• WORK TO COMPLETE: Each line below should be reproduced without any alteration.
☆ ☆ ☆
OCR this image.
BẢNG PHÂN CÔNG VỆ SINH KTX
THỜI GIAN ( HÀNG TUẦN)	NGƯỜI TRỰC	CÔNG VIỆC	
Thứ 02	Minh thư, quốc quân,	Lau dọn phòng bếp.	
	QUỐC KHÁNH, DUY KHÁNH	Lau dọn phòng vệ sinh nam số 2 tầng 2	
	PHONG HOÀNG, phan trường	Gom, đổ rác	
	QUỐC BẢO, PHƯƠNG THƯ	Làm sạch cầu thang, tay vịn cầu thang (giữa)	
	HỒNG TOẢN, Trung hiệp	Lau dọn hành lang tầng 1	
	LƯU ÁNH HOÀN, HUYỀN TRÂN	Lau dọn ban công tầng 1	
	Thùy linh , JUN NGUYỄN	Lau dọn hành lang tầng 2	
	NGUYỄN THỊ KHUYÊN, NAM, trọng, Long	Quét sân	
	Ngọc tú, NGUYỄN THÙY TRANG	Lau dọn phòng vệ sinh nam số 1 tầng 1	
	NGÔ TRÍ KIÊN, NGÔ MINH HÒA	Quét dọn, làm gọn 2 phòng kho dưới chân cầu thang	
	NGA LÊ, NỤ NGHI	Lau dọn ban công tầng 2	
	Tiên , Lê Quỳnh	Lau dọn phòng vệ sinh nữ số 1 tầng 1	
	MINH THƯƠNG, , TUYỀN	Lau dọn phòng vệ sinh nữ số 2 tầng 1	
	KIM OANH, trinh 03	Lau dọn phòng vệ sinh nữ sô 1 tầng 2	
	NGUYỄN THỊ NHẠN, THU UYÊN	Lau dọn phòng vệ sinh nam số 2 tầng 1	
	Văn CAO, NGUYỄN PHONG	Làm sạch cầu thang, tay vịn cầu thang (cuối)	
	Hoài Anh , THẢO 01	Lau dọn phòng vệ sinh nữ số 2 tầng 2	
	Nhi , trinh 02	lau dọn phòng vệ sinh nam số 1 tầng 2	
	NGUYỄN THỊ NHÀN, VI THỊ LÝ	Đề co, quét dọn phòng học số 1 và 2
☆ ☆ ☆
• SOLUTION BELOW:
OCR this image.
BẢNG PHÂN CÔNG VỆ SINH KTX
THỜI GIAN ( HÀNG TUẦN)	NGƯỜI TRỰC	CÔNG VIỆC	
Thứ 02	Minh thư, quốc quân,	Lau dọn phòng bếp.	
	QUỐC KHÁNH, DUY KHÁNH	Lau dọn phòng vệ sinh nam số 2 tầng 2	
	PHONG HOÀNG, phan trường	Gom, đổ rác	
	QUỐC BẢO, PHƯƠNG THƯ	Làm sạch cầu thang, tay vịn cầu thang (giữa)	
	HỒNG TOẢN, Trung hiệp	Lau dọn hành lang tầng 1	
	LƯU ÁNH HOÀN, HUYỀN TRÂN	Lau dọn ban công tầng 1	
	Thùy linh , JUN NGUYỄN	Lau dọn hành lang tầng 2	
	NGUYỄN THỊ KHUYÊN, NAM, trọng, Long	Quét sân	
	Ngọc tú, NGUYỄN THÙY TRANG	Lau dọn phòng vệ sinh nam số 1 tầng 1	
	NGÔ TRÍ KIÊN, NGÔ MINH HÒA	Quét dọn, làm gọn 2 phòng kho dưới chân cầu thang	
	NGA LÊ, NỤ NGHI	Lau dọn ban công tầng 2	
	Tiên , Lê Quỳnh	Lau dọn phòng vệ sinh nữ số 1 tầng 1	
	MINH THƯƠNG, , TUYỀN	Lau dọn phòng vệ sinh nữ số 2 tầng 1	
	KIM OANH, trinh 03	Lau dọn phòng vệ sinh nữ sô 1 tầng 2	
	NGUYỄN THỊ NHẠN, THU UYÊN	Lau dọn phòng vệ sinh nam số 2 tầng 1	
	Văn CAO, NGUYỄN PHONG	Làm sạch cầu thang, tay vịn cầu thang (cuối)	
	Hoài Anh , THẢO 01	Lau dọn phòng vệ sinh nữ số 2 tầng 2	
	Nhi , trinh 02	lau dọn phòng vệ sinh nam số 1 tầng 2	
	NGUYỄN THỊ NHÀN, VI THỊ LÝ	Đề co, quét dọn phòng học số 1 và 2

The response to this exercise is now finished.